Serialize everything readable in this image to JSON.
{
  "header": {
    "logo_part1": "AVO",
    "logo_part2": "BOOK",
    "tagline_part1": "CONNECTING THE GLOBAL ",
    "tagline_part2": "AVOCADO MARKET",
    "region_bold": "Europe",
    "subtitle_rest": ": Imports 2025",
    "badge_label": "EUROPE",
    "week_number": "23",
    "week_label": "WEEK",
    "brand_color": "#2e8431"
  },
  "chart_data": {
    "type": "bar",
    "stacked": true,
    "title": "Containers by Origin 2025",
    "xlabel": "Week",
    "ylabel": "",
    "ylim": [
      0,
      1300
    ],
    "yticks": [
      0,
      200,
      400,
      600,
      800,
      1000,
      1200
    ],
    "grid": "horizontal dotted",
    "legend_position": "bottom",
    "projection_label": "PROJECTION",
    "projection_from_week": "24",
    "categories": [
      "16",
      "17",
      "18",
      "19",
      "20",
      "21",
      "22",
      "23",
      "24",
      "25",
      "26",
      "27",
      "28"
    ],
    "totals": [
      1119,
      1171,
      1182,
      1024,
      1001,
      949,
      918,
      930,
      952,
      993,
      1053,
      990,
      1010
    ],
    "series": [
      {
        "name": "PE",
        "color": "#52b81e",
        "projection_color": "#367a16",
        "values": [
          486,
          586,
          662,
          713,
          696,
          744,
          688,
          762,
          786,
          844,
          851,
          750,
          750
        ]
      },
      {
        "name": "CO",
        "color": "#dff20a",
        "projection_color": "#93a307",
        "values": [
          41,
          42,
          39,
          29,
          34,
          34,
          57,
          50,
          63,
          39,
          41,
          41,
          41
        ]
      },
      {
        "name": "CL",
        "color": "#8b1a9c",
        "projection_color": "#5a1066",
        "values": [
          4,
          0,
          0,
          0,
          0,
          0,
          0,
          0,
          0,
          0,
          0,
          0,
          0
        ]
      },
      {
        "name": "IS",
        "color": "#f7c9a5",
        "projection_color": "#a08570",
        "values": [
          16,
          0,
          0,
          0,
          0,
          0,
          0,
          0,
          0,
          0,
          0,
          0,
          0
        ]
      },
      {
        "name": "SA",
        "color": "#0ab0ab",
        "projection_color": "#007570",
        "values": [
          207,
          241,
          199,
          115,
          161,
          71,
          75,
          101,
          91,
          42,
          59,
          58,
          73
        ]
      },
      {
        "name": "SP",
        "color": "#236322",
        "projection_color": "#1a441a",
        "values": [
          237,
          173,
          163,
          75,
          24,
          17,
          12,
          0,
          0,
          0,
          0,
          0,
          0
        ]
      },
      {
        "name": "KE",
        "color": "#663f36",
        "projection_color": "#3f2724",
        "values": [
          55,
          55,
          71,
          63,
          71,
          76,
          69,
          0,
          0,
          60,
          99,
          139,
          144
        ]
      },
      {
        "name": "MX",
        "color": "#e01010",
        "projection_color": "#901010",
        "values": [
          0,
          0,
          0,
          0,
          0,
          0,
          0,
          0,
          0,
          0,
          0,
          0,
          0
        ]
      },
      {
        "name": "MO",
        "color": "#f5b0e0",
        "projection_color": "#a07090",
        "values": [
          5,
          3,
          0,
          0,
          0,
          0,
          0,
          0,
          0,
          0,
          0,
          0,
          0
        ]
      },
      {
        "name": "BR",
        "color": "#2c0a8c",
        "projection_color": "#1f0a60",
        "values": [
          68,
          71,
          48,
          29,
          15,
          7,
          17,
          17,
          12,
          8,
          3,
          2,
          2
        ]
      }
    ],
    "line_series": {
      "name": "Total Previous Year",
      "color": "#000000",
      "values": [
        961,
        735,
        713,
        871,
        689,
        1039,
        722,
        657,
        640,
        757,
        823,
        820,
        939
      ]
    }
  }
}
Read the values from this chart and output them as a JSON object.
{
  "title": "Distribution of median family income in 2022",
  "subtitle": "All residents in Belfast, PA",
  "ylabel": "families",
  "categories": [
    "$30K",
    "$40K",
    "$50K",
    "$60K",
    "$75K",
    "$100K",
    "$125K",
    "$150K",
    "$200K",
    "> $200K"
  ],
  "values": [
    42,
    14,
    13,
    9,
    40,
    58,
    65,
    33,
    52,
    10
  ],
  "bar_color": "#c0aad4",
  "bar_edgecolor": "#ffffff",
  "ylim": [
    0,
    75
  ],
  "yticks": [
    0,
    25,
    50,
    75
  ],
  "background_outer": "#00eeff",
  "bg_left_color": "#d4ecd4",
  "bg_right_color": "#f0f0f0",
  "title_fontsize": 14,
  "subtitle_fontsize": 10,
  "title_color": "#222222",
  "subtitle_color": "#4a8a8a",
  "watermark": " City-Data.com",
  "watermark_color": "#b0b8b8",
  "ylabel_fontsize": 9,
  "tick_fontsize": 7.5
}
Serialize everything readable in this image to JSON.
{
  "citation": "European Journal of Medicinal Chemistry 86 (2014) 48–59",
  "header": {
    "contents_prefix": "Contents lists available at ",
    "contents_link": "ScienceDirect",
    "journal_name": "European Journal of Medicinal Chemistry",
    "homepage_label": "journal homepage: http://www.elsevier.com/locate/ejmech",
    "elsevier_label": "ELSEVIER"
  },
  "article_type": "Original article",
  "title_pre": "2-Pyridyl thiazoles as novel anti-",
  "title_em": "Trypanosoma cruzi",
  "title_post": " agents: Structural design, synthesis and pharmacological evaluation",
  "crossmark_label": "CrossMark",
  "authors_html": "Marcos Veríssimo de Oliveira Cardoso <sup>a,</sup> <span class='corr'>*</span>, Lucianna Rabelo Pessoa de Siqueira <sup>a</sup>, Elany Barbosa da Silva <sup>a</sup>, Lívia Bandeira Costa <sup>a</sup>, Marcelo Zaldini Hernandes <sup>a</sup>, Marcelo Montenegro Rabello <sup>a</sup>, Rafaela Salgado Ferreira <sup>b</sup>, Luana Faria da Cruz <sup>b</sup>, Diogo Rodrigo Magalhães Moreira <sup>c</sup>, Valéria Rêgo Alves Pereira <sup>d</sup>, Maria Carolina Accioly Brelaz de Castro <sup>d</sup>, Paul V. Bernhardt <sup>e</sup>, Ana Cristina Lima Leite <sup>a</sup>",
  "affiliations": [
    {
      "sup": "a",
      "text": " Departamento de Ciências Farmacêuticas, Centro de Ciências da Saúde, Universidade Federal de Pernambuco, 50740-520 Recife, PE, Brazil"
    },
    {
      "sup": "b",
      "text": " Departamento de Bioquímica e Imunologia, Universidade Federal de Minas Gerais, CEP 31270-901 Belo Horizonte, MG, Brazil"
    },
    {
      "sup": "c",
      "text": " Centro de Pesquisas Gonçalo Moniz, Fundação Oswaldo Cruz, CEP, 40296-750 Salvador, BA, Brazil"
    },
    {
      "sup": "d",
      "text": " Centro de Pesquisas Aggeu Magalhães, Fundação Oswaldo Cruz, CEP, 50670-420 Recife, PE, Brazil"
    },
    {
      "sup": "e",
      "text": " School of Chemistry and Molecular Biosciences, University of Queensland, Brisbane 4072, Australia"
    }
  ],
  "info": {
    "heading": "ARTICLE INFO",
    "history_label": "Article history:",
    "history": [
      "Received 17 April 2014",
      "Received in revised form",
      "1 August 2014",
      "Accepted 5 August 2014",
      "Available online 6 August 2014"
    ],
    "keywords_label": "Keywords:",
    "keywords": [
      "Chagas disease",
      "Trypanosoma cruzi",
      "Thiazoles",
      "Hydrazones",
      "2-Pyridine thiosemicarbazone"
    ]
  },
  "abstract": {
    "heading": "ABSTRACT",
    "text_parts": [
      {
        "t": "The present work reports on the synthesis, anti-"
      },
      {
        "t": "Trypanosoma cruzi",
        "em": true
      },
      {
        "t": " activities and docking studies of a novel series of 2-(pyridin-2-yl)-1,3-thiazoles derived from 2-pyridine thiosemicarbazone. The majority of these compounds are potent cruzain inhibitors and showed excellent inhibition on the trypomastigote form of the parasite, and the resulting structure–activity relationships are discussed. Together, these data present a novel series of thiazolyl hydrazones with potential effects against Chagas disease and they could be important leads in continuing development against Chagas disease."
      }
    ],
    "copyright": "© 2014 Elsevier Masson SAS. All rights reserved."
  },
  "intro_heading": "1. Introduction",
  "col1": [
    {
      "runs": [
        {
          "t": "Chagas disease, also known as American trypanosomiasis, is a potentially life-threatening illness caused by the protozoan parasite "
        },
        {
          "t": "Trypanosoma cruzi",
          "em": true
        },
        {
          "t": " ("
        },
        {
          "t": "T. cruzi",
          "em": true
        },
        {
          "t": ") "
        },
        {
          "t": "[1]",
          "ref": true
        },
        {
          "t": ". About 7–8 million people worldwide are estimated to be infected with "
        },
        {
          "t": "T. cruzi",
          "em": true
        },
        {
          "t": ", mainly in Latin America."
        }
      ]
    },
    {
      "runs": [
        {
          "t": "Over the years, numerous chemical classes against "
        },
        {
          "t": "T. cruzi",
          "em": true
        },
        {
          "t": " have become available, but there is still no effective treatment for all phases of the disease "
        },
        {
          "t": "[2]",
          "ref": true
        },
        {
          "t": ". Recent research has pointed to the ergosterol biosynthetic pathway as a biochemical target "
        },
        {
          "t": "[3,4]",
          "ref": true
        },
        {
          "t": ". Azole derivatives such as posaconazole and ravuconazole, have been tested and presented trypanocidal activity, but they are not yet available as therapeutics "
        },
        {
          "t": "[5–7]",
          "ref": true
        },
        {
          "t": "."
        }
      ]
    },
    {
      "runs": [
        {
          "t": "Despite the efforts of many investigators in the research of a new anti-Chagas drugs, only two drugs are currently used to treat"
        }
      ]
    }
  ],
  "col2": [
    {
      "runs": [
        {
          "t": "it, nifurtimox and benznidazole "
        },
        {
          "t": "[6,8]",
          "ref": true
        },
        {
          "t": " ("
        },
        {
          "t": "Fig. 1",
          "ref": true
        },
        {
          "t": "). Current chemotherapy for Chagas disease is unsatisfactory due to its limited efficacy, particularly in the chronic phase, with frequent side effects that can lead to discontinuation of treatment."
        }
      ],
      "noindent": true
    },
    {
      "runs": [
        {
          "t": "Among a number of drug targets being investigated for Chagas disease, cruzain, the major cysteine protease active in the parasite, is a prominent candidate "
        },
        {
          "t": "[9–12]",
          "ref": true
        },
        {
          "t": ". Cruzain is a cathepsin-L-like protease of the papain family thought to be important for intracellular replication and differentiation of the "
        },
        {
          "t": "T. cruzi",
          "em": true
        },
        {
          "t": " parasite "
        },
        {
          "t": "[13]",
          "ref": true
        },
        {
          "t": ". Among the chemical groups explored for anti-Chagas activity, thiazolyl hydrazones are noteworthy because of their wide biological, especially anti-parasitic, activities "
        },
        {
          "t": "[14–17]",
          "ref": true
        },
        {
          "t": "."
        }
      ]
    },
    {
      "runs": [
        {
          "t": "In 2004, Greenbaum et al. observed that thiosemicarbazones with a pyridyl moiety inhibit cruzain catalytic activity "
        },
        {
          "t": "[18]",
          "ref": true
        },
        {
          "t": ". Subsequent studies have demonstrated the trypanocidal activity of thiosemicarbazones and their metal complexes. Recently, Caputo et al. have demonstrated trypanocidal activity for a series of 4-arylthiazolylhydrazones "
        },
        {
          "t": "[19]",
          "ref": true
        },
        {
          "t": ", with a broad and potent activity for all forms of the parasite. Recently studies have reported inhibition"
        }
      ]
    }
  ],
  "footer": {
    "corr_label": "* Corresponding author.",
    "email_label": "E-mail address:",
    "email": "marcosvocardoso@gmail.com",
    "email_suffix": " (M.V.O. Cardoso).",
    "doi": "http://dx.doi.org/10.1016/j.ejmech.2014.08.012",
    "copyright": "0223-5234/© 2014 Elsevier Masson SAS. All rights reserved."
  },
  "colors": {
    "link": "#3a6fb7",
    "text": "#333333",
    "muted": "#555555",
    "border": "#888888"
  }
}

· · · · ·

From the listing above, copy every line that holds the string "Federal".

      "text": " Departamento de Ciências Farmacêuticas, Centro de Ciências da Saúde, Universidade Federal de Pernambuco, 50740-520 Recife, PE, Brazil"
      "text": " Departamento de Bioquímica e Imunologia, Universidade Federal de Minas Gerais, CEP 31270-901 Belo Horizonte, MG, Brazil"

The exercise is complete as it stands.